**Exercise objective**
What follows is a block of records; reproduce all of it verbatim.

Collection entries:
[start]
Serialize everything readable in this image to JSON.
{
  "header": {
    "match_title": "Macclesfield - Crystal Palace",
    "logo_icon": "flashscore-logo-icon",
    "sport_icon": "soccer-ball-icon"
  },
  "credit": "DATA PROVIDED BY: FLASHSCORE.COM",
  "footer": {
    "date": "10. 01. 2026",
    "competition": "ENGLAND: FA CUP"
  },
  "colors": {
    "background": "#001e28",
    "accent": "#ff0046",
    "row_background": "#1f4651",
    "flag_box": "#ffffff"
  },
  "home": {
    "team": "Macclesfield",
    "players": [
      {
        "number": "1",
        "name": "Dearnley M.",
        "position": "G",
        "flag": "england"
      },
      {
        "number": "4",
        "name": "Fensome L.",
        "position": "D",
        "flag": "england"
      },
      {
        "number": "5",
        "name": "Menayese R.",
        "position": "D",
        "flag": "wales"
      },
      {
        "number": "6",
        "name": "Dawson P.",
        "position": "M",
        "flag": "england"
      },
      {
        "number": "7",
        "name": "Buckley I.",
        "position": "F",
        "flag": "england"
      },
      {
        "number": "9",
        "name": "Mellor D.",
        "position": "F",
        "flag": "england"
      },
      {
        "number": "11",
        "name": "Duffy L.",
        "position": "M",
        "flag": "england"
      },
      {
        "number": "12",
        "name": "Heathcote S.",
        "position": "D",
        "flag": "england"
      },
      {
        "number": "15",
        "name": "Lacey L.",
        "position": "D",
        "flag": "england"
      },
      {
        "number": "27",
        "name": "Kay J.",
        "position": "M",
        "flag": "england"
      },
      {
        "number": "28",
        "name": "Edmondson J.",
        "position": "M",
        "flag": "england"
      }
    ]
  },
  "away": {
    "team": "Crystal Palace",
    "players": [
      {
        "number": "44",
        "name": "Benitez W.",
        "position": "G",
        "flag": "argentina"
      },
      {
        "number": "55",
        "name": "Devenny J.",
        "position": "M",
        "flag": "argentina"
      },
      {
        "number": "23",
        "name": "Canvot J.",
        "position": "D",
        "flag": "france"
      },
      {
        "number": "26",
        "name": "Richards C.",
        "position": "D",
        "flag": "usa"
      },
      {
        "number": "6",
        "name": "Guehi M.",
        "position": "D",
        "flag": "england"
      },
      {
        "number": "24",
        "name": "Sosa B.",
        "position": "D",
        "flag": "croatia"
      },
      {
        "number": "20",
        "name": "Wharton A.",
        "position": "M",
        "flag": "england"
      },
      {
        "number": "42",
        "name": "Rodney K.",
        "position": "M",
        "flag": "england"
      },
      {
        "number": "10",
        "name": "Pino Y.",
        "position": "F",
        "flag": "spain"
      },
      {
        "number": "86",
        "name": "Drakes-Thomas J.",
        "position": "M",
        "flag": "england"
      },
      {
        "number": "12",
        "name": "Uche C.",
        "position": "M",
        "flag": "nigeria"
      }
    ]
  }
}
[end]
**Result for this task**
Serialize everything readable in this image to JSON.
{
  "header": {
    "match_title": "Macclesfield - Crystal Palace",
    "logo_icon": "flashscore-logo-icon",
    "sport_icon": "soccer-ball-icon"
  },
  "credit": "DATA PROVIDED BY: FLASHSCORE.COM",
  "footer": {
    "date": "10. 01. 2026",
    "competition": "ENGLAND: FA CUP"
  },
  "colors": {
    "background": "#001e28",
    "accent": "#ff0046",
    "row_background": "#1f4651",
    "flag_box": "#ffffff"
  },
  "home": {
    "team": "Macclesfield",
    "players": [
      {
        "number": "1",
        "name": "Dearnley M.",
        "position": "G",
        "flag": "england"
      },
      {
        "number": "4",
        "name": "Fensome L.",
        "position": "D",
        "flag": "england"
      },
      {
        "number": "5",
        "name": "Menayese R.",
        "position": "D",
        "flag": "wales"
      },
      {
        "number": "6",
        "name": "Dawson P.",
        "position": "M",
        "flag": "england"
      },
      {
        "number": "7",
        "name": "Buckley I.",
        "position": "F",
        "flag": "england"
      },
      {
        "number": "9",
        "name": "Mellor D.",
        "position": "F",
        "flag": "england"
      },
      {
        "number": "11",
        "name": "Duffy L.",
        "position": "M",
        "flag": "england"
      },
      {
        "number": "12",
        "name": "Heathcote S.",
        "position": "D",
        "flag": "england"
      },
      {
        "number": "15",
        "name": "Lacey L.",
        "position": "D",
        "flag": "england"
      },
      {
        "number": "27",
        "name": "Kay J.",
        "position": "M",
        "flag": "england"
      },
      {
        "number": "28",
        "name": "Edmondson J.",
        "position": "M",
        "flag": "england"
      }
    ]
  },
  "away": {
    "team": "Crystal Palace",
    "players": [
      {
        "number": "44",
        "name": "Benitez W.",
        "position": "G",
        "flag": "argentina"
      },
      {
        "number": "55",
        "name": "Devenny J.",
        "position": "M",
        "flag": "argentina"
      },
      {
        "number": "23",
        "name": "Canvot J.",
        "position": "D",
        "flag": "france"
      },
      {
        "number": "26",
        "name": "Richards C.",
        "position": "D",
        "flag": "usa"
      },
      {
        "number": "6",
        "name": "Guehi M.",
        "position": "D",
        "flag": "england"
      },
      {
        "number": "24",
        "name": "Sosa B.",
        "position": "D",
        "flag": "croatia"
      },
      {
        "number": "20",
        "name": "Wharton A.",
        "position": "M",
        "flag": "england"
      },
      {
        "number": "42",
        "name": "Rodney K.",
        "position": "M",
        "flag": "england"
      },
      {
        "number": "10",
        "name": "Pino Y.",
        "position": "F",
        "flag": "spain"
      },
      {
        "number": "86",
        "name": "Drakes-Thomas J.",
        "position": "M",
        "flag": "england"
      },
      {
        "number": "12",
        "name": "Uche C.",
        "position": "M",
        "flag": "nigeria"
      }
    ]
  }
}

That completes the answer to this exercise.